#### Source text ####
Pakistan Woos Diaspora for Economic Boost, Global Influence
Can Islamabad convert overseas Pakistanis from remittance senders to major investors?
Amid a dire financial crisis, Pakistani policymakers have been seeking ways to attract foreign direct investment to boost the economy. They have been debating ideas to lure investments in the minerals sector, increase exports, and implement other sectoral reforms – but when it comes to injecting billions into the economy, nothing seems to deliver faster results for Pakistan than the diaspora’s contributions.
Overseas Pakistanis are the country’s unsung heroes, sending billions in remittances and contributing massively to development back home without gaining any incentives from their home country.
It is fair to argue that the country’s economy has survived on the back of remittances sent by Pakistanis working worldwide. Over the last five decades, remittances sent by overseas Pakistanis surged from $140 million in 1970 to $34.1 billion in 2024. The State Bank of Pakistan (SBP) revealed recently that remittances sent during March 2025 stood at $4.1 billion, breaking all previous monthly records. Seeing the latest trends, the central bank has revised its valuations for 2025, and now anticipates $38 billion in remittances, which is $2 billion higher than previously projected.
#### Provided records ####
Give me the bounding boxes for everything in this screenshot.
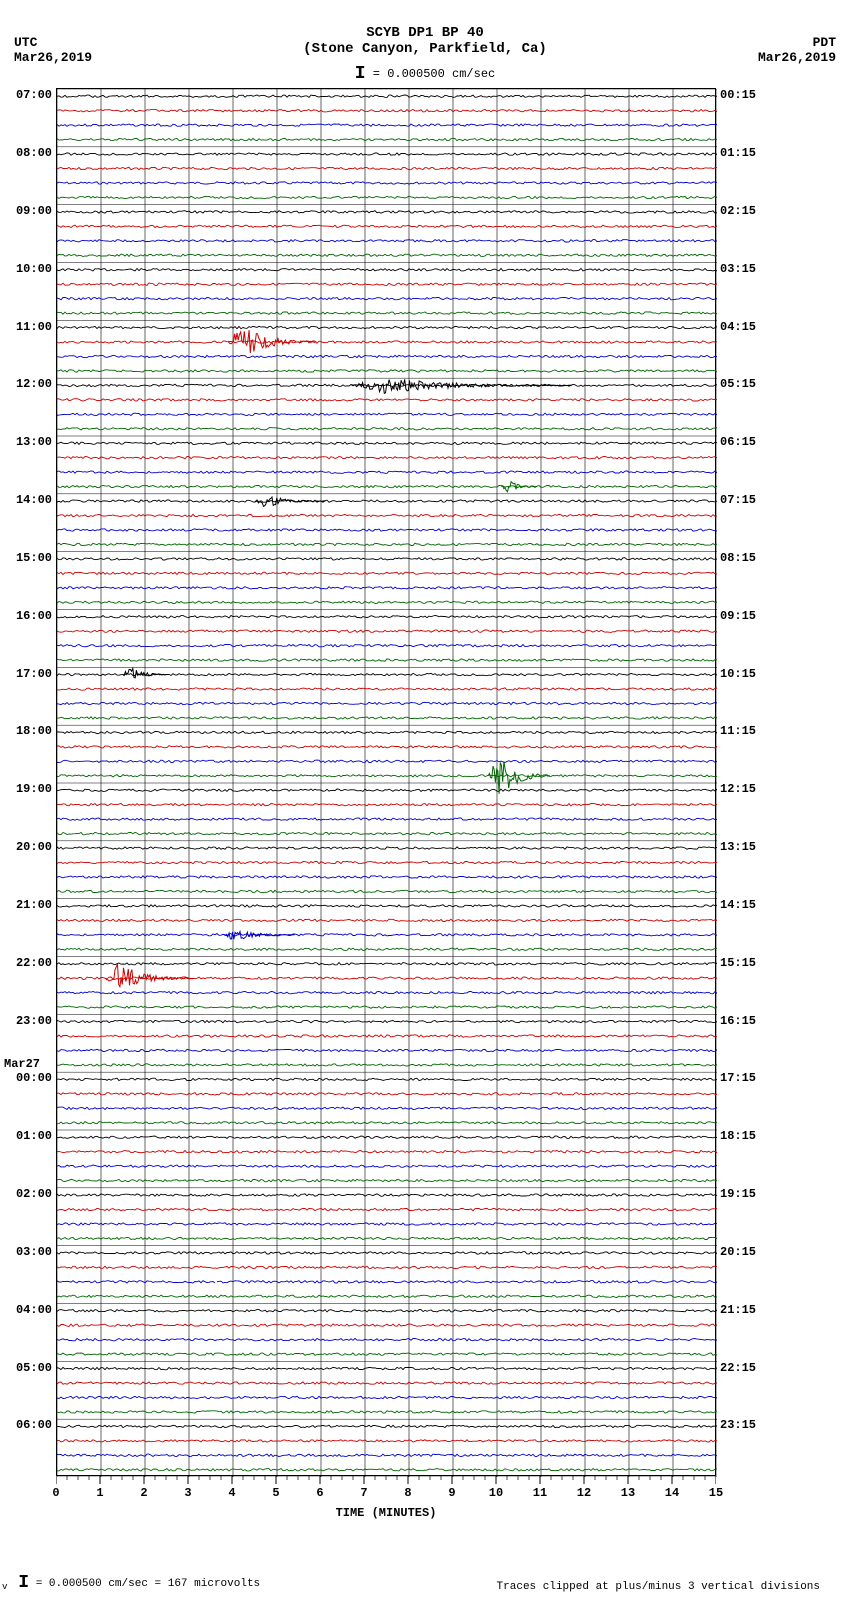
- time-label-right: 16:15: [720, 1014, 770, 1028]
- time-label-left: 14:00: [2, 493, 52, 507]
- time-label-left: 15:00: [2, 551, 52, 565]
- time-label-left: 16:00: [2, 609, 52, 623]
- time-label-right: 22:15: [720, 1361, 770, 1375]
- time-label-right: 15:15: [720, 956, 770, 970]
- tz-left-date: Mar26,2019: [14, 50, 92, 65]
- time-label-left: 17:00: [2, 667, 52, 681]
- time-label-right: 04:15: [720, 320, 770, 334]
- time-label-right: 05:15: [720, 377, 770, 391]
- footer-scale: v I = 0.000500 cm/sec = 167 microvolts: [2, 1573, 260, 1593]
- seismogram-plot: [56, 88, 716, 1476]
- timezone-left: UTC Mar26,2019: [14, 35, 92, 65]
- tz-right-label: PDT: [758, 35, 836, 50]
- time-label-right: 20:15: [720, 1245, 770, 1259]
- time-label-right: 18:15: [720, 1129, 770, 1143]
- time-label-right: 09:15: [720, 609, 770, 623]
- time-label-right: 11:15: [720, 724, 770, 738]
- time-label-left: 09:00: [2, 204, 52, 218]
- scale-bar-icon: I: [355, 64, 366, 84]
- time-label-right: 13:15: [720, 840, 770, 854]
- time-label-left: 11:00: [2, 320, 52, 334]
- time-label-right: 00:15: [720, 88, 770, 102]
- date-label: Mar27: [4, 1057, 54, 1071]
- time-label-right: 10:15: [720, 667, 770, 681]
- time-label-left: 07:00: [2, 88, 52, 102]
- seismogram-svg: [57, 89, 717, 1477]
- time-label-right: 01:15: [720, 146, 770, 160]
- time-label-right: 21:15: [720, 1303, 770, 1317]
- time-label-left: 04:00: [2, 1303, 52, 1317]
- time-label-left: 12:00: [2, 377, 52, 391]
- time-label-right: 07:15: [720, 493, 770, 507]
- time-label-left: 21:00: [2, 898, 52, 912]
- tz-right-date: Mar26,2019: [758, 50, 836, 65]
- time-label-right: 12:15: [720, 782, 770, 796]
- time-label-left: 20:00: [2, 840, 52, 854]
- time-label-left: 13:00: [2, 435, 52, 449]
- tz-left-label: UTC: [14, 35, 92, 50]
- time-label-right: 23:15: [720, 1418, 770, 1432]
- time-label-right: 19:15: [720, 1187, 770, 1201]
- timezone-right: PDT Mar26,2019: [758, 35, 836, 65]
- time-label-left: 00:00: [2, 1071, 52, 1085]
- footer-left-text: = 0.000500 cm/sec = 167 microvolts: [29, 1578, 260, 1590]
- time-label-left: 06:00: [2, 1418, 52, 1432]
- time-label-left: 22:00: [2, 956, 52, 970]
- scale-text: = 0.000500 cm/sec: [366, 67, 496, 81]
- footer-clip-note: Traces clipped at plus/minus 3 vertical …: [497, 1581, 820, 1593]
- title-line-1: SCYB DP1 BP 40: [0, 25, 850, 41]
- time-label-right: 06:15: [720, 435, 770, 449]
- time-label-left: 19:00: [2, 782, 52, 796]
- title-line-2: (Stone Canyon, Parkfield, Ca): [0, 41, 850, 57]
- time-label-left: 01:00: [2, 1129, 52, 1143]
- time-label-right: 14:15: [720, 898, 770, 912]
- time-label-left: 08:00: [2, 146, 52, 160]
- scale-annotation: I = 0.000500 cm/sec: [0, 64, 850, 84]
- time-label-right: 03:15: [720, 262, 770, 276]
- time-label-left: 02:00: [2, 1187, 52, 1201]
- x-axis: TIME (MINUTES) 0123456789101112131415: [56, 1476, 716, 1526]
- x-axis-title: TIME (MINUTES): [56, 1506, 716, 1520]
- time-label-right: 02:15: [720, 204, 770, 218]
- time-label-left: 23:00: [2, 1014, 52, 1028]
- scale-bar-icon: I: [8, 1573, 30, 1593]
- time-label-left: 10:00: [2, 262, 52, 276]
- time-label-right: 08:15: [720, 551, 770, 565]
- time-label-left: 03:00: [2, 1245, 52, 1259]
- time-label-left: 05:00: [2, 1361, 52, 1375]
- time-label-right: 17:15: [720, 1071, 770, 1085]
- time-label-left: 18:00: [2, 724, 52, 738]
- chart-title: SCYB DP1 BP 40 (Stone Canyon, Parkfield,…: [0, 25, 850, 57]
####
**Exercise aim**. Carry on the article on Pakistan courting its diaspora, starting right after its last sentence. The saved entries play no part in what follows.

**Expected output**.
According to official data, the share of overseas remittances as a proportion of the country’s overall gross domestic product (GDP) increased from 2 percent in 1970 to 10 percent in 2024. Moreover, these funds have contributed significantly to poverty alleviation in Pakistan. According to some estimates, Pakistani workers’ remittances have so far lifted 5 to 7 million Pakistanis out of poverty, improving the living standards of recipient households.
These funds are strengthening the country’s foreign exchange reserves at a time when direct investment from bilateral and multilateral lenders has declined. For instance, there are enough dollars in the Pakistani interbank and open market for the country’s state bank to purchase to stabilize the country’s foreign exchange reserves. In 2024, the SBP purchased over $9 billion from the local market. In the first four months of the current fiscal year, the central bank has purchased about $3.8 billion from commercial banks to repay international debt and boost reserves. There is nothing unusual about a country’s central bank buying dollars from the local market, but the scale on which Pakistan’s central bank has been making these procurements is remarkable.
These dollars are available in abundance due to the ongoing crackdown in Pakistan on the unofficial buying or selling of dollars. Pakistan’s central bank has been trying to ensure that workers’ remittances come through formal banking channels and are accounted for.
It appears the Pakistani government recognizes the need to strengthen engagement, build deeper trust, and bridge existing gaps with its over 10 million overseas citizens to encourage more direct investment in their homeland.
An Overseas Pakistanis Convention organized by the government in Islamabad in April attracted over 1,200 delegates from around the world. The participants, invited by Pakistan’s missions abroad, were welcomed as “state guests” by the government. The country rolled out the red carpet, showered them with praise, and promised them incentives for their contributions to the country’s development.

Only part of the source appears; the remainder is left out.